start DATA IN THIS EXERCISE

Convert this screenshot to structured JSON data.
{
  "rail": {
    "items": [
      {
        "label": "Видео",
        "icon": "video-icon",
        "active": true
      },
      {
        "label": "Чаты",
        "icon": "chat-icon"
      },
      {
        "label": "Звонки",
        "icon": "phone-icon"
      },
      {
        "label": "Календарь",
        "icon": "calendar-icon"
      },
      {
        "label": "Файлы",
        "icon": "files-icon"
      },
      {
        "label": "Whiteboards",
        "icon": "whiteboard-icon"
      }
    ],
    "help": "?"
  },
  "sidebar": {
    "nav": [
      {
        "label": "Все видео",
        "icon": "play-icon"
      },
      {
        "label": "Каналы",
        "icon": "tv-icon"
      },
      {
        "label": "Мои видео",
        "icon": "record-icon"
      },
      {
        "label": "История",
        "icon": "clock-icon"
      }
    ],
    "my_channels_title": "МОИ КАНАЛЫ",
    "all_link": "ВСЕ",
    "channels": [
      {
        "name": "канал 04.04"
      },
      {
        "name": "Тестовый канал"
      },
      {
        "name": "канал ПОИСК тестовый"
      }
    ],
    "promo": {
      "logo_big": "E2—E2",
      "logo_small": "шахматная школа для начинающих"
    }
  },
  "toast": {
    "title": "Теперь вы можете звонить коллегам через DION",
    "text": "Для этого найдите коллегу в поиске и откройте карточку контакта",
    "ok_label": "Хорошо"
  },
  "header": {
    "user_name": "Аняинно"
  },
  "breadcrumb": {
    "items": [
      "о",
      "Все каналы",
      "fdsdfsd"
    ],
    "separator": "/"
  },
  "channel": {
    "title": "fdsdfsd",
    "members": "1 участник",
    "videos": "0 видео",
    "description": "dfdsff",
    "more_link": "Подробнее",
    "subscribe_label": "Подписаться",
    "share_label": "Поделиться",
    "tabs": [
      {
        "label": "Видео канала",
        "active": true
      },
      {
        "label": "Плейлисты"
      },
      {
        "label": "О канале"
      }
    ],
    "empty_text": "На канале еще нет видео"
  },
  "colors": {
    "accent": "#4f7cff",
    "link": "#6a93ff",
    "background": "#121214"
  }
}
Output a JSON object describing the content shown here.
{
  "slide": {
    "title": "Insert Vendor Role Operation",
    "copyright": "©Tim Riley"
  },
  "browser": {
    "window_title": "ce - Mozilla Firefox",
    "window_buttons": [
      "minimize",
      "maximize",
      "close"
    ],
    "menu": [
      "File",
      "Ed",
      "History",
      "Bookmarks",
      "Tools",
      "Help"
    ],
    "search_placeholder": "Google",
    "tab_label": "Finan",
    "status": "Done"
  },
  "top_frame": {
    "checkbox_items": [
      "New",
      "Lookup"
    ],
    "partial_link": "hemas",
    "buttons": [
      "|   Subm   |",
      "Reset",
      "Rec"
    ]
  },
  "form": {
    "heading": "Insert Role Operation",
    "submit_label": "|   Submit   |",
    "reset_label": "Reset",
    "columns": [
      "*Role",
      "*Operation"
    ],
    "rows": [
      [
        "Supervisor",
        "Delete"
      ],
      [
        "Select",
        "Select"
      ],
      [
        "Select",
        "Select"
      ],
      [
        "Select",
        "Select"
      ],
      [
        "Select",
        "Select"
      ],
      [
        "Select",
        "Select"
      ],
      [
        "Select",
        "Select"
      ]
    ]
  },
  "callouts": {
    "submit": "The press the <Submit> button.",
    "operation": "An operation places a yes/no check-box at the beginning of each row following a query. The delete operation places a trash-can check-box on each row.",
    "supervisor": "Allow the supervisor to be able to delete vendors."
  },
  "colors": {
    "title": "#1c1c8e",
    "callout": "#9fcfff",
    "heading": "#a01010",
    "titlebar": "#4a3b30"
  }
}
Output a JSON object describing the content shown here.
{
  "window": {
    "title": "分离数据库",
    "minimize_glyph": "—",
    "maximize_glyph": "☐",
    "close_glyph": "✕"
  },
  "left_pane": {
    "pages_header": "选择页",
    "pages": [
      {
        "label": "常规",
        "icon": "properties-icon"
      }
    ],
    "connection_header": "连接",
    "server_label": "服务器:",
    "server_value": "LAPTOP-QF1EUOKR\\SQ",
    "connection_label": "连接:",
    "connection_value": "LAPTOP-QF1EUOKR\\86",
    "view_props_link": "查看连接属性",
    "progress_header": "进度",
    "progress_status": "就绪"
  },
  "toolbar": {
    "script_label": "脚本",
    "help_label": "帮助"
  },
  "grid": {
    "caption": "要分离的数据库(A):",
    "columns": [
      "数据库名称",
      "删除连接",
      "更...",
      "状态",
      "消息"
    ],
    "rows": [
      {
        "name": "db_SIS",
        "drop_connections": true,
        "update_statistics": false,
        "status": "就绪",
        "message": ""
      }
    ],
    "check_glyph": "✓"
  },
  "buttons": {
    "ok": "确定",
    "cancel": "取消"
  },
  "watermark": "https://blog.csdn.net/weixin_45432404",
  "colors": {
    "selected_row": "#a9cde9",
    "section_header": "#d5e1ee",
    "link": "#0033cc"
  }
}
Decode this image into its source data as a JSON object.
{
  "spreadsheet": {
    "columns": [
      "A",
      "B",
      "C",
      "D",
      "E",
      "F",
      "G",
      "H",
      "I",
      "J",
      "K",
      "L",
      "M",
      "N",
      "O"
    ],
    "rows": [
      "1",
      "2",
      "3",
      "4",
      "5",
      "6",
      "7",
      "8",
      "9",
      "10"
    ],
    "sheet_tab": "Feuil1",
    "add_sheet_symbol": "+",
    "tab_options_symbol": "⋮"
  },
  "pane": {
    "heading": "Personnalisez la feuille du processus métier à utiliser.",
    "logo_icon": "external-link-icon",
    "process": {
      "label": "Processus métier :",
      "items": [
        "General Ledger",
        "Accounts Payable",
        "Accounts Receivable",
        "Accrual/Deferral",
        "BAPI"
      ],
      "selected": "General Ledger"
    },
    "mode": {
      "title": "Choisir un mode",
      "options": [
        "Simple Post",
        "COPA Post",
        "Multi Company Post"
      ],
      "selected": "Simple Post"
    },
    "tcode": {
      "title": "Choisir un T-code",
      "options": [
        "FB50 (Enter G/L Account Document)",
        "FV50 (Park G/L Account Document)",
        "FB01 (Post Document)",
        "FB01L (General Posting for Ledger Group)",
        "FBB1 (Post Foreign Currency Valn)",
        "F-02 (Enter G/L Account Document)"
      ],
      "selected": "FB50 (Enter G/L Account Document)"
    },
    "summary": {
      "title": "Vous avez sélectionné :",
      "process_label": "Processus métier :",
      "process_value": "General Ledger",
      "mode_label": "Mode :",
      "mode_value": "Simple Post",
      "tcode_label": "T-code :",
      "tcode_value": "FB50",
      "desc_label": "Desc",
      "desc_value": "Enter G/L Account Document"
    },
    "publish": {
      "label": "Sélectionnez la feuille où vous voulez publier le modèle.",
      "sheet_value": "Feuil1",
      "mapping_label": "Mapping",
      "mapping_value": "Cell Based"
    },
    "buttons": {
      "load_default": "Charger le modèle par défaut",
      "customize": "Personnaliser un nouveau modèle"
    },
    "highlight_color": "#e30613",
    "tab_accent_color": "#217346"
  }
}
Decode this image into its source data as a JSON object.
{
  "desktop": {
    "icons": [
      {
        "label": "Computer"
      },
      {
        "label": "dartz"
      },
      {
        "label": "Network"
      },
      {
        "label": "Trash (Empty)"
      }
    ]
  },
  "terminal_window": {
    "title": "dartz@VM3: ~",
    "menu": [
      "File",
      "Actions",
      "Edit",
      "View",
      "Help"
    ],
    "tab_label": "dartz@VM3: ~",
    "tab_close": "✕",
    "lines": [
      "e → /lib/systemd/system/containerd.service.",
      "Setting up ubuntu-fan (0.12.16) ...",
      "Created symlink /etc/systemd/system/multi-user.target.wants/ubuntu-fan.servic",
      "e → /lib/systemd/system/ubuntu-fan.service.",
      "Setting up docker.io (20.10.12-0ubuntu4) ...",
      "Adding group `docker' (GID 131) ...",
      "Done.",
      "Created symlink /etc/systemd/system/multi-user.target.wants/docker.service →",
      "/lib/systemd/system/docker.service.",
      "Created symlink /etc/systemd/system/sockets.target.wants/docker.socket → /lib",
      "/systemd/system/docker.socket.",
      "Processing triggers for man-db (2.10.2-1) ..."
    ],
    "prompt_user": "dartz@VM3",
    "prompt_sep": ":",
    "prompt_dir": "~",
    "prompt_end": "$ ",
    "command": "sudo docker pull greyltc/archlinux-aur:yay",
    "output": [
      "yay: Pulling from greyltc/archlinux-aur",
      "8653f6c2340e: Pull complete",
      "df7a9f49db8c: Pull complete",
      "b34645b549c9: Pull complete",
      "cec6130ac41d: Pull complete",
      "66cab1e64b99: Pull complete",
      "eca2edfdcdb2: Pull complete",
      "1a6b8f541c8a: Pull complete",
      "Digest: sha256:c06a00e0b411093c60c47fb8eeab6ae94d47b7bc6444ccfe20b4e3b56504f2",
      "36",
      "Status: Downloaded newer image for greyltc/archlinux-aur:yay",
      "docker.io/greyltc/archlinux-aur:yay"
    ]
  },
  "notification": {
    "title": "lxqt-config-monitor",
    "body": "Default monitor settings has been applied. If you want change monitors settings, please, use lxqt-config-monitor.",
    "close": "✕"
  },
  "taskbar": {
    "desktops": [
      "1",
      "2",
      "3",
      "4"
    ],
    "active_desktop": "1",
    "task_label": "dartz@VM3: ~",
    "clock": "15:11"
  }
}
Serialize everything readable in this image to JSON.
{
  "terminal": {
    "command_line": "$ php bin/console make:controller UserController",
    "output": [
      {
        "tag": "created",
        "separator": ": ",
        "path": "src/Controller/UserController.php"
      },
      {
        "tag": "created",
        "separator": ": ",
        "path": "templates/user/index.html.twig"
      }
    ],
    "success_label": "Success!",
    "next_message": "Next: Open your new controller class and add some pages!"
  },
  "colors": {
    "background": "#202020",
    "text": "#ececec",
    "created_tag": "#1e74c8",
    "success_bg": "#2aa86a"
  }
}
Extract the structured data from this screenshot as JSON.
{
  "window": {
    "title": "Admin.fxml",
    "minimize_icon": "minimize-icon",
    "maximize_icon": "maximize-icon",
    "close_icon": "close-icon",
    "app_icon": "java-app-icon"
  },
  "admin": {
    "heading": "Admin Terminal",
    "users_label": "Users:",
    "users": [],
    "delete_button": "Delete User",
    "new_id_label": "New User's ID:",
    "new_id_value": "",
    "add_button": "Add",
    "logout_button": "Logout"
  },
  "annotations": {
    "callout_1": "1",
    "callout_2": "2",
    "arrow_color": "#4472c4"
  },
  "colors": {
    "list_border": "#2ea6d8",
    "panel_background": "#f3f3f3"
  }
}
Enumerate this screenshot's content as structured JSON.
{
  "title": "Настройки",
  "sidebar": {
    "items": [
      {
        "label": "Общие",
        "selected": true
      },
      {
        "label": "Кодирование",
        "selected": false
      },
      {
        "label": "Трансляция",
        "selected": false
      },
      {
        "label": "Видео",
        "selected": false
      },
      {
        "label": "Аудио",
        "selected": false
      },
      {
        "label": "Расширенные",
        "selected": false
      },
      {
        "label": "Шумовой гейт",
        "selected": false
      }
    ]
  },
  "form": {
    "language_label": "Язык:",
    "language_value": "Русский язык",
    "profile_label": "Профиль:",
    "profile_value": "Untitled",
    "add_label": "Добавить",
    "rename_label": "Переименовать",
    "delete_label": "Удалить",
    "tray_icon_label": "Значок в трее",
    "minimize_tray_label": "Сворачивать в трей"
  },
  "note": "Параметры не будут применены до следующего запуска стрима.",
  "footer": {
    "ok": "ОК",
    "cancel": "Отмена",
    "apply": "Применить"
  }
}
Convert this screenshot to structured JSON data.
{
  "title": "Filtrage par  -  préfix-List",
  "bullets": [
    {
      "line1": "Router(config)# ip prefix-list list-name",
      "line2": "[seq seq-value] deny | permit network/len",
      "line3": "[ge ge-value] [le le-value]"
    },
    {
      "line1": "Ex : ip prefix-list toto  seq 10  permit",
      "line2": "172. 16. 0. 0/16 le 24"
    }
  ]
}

end DATA IN THIS EXERCISE

WHAT TO DO :: Return each line where "socket" shows up.

SOLUTION TO THIS EXERCISE ::
      "Created symlink /etc/systemd/system/sockets.target.wants/docker.socket → /lib",
      "/systemd/system/docker.socket.",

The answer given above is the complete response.